◆ **Work required**:
Extract the complete listing and output it unchanged.

◆ **Provided data**:
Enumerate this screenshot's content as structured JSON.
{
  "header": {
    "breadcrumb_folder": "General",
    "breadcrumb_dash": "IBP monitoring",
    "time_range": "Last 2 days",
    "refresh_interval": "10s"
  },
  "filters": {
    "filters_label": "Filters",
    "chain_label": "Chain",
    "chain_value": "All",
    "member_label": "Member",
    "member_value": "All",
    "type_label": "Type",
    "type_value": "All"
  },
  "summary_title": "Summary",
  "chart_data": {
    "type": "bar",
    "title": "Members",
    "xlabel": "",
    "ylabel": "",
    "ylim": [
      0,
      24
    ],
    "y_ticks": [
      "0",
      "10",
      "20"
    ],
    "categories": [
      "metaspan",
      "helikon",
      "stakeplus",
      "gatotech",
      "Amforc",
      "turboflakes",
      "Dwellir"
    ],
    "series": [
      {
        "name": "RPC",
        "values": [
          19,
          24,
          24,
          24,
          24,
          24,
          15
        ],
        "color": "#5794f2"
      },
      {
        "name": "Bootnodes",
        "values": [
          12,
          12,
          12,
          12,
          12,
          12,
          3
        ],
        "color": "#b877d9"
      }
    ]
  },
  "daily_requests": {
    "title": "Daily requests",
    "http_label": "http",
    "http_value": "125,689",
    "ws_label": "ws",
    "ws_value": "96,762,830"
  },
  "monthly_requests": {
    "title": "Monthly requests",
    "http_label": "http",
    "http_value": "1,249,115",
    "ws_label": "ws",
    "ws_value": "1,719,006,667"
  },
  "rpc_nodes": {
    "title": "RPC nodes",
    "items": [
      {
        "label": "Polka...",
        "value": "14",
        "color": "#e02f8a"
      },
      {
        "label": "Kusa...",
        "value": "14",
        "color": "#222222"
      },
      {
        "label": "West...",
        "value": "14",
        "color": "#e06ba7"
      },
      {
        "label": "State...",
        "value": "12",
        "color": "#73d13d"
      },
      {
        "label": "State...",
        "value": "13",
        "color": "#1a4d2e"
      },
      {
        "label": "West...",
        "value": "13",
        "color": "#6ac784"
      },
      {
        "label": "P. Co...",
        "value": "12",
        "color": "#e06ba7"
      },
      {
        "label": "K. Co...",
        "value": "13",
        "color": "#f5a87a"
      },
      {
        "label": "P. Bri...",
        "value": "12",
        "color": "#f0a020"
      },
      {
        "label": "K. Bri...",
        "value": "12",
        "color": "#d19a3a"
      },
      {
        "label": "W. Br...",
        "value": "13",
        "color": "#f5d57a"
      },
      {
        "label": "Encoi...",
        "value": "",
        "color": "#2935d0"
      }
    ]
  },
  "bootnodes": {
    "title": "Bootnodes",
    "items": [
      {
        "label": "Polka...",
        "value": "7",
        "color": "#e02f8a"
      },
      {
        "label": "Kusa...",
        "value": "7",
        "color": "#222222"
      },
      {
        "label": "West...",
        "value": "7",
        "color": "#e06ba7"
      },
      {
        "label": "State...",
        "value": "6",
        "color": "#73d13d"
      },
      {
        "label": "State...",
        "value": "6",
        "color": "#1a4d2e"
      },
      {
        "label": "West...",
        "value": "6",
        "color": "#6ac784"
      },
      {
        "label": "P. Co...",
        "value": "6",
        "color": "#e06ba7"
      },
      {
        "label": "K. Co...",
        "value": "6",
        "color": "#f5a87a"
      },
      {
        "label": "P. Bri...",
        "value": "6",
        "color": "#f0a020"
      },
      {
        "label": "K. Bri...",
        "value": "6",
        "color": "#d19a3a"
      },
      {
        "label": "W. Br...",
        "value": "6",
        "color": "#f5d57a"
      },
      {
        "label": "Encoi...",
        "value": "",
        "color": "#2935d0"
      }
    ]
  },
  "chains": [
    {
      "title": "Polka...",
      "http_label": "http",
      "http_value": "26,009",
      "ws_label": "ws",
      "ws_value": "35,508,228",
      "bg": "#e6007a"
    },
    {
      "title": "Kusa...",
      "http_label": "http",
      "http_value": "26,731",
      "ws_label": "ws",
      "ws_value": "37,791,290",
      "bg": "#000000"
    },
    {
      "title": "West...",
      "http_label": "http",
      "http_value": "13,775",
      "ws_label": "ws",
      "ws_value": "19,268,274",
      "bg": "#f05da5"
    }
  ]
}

◆ **Finished answer**:
Enumerate this screenshot's content as structured JSON.
{
  "header": {
    "breadcrumb_folder": "General",
    "breadcrumb_dash": "IBP monitoring",
    "time_range": "Last 2 days",
    "refresh_interval": "10s"
  },
  "filters": {
    "filters_label": "Filters",
    "chain_label": "Chain",
    "chain_value": "All",
    "member_label": "Member",
    "member_value": "All",
    "type_label": "Type",
    "type_value": "All"
  },
  "summary_title": "Summary",
  "chart_data": {
    "type": "bar",
    "title": "Members",
    "xlabel": "",
    "ylabel": "",
    "ylim": [
      0,
      24
    ],
    "y_ticks": [
      "0",
      "10",
      "20"
    ],
    "categories": [
      "metaspan",
      "helikon",
      "stakeplus",
      "gatotech",
      "Amforc",
      "turboflakes",
      "Dwellir"
    ],
    "series": [
      {
        "name": "RPC",
        "values": [
          19,
          24,
          24,
          24,
          24,
          24,
          15
        ],
        "color": "#5794f2"
      },
      {
        "name": "Bootnodes",
        "values": [
          12,
          12,
          12,
          12,
          12,
          12,
          3
        ],
        "color": "#b877d9"
      }
    ]
  },
  "daily_requests": {
    "title": "Daily requests",
    "http_label": "http",
    "http_value": "125,689",
    "ws_label": "ws",
    "ws_value": "96,762,830"
  },
  "monthly_requests": {
    "title": "Monthly requests",
    "http_label": "http",
    "http_value": "1,249,115",
    "ws_label": "ws",
    "ws_value": "1,719,006,667"
  },
  "rpc_nodes": {
    "title": "RPC nodes",
    "items": [
      {
        "label": "Polka...",
        "value": "14",
        "color": "#e02f8a"
      },
      {
        "label": "Kusa...",
        "value": "14",
        "color": "#222222"
      },
      {
        "label": "West...",
        "value": "14",
        "color": "#e06ba7"
      },
      {
        "label": "State...",
        "value": "12",
        "color": "#73d13d"
      },
      {
        "label": "State...",
        "value": "13",
        "color": "#1a4d2e"
      },
      {
        "label": "West...",
        "value": "13",
        "color": "#6ac784"
      },
      {
        "label": "P. Co...",
        "value": "12",
        "color": "#e06ba7"
      },
      {
        "label": "K. Co...",
        "value": "13",
        "color": "#f5a87a"
      },
      {
        "label": "P. Bri...",
        "value": "12",
        "color": "#f0a020"
      },
      {
        "label": "K. Bri...",
        "value": "12",
        "color": "#d19a3a"
      },
      {
        "label": "W. Br...",
        "value": "13",
        "color": "#f5d57a"
      },
      {
        "label": "Encoi...",
        "value": "",
        "color": "#2935d0"
      }
    ]
  },
  "bootnodes": {
    "title": "Bootnodes",
    "items": [
      {
        "label": "Polka...",
        "value": "7",
        "color": "#e02f8a"
      },
      {
        "label": "Kusa...",
        "value": "7",
        "color": "#222222"
      },
      {
        "label": "West...",
        "value": "7",
        "color": "#e06ba7"
      },
      {
        "label": "State...",
        "value": "6",
        "color": "#73d13d"
      },
      {
        "label": "State...",
        "value": "6",
        "color": "#1a4d2e"
      },
      {
        "label": "West...",
        "value": "6",
        "color": "#6ac784"
      },
      {
        "label": "P. Co...",
        "value": "6",
        "color": "#e06ba7"
      },
      {
        "label": "K. Co...",
        "value": "6",
        "color": "#f5a87a"
      },
      {
        "label": "P. Bri...",
        "value": "6",
        "color": "#f0a020"
      },
      {
        "label": "K. Bri...",
        "value": "6",
        "color": "#d19a3a"
      },
      {
        "label": "W. Br...",
        "value": "6",
        "color": "#f5d57a"
      },
      {
        "label": "Encoi...",
        "value": "",
        "color": "#2935d0"
      }
    ]
  },
  "chains": [
    {
      "title": "Polka...",
      "http_label": "http",
      "http_value": "26,009",
      "ws_label": "ws",
      "ws_value": "35,508,228",
      "bg": "#e6007a"
    },
    {
      "title": "Kusa...",
      "http_label": "http",
      "http_value": "26,731",
      "ws_label": "ws",
      "ws_value": "37,791,290",
      "bg": "#000000"
    },
    {
      "title": "West...",
      "http_label": "http",
      "http_value": "13,775",
      "ws_label": "ws",
      "ws_value": "19,268,274",
      "bg": "#f05da5"
    }
  ]
}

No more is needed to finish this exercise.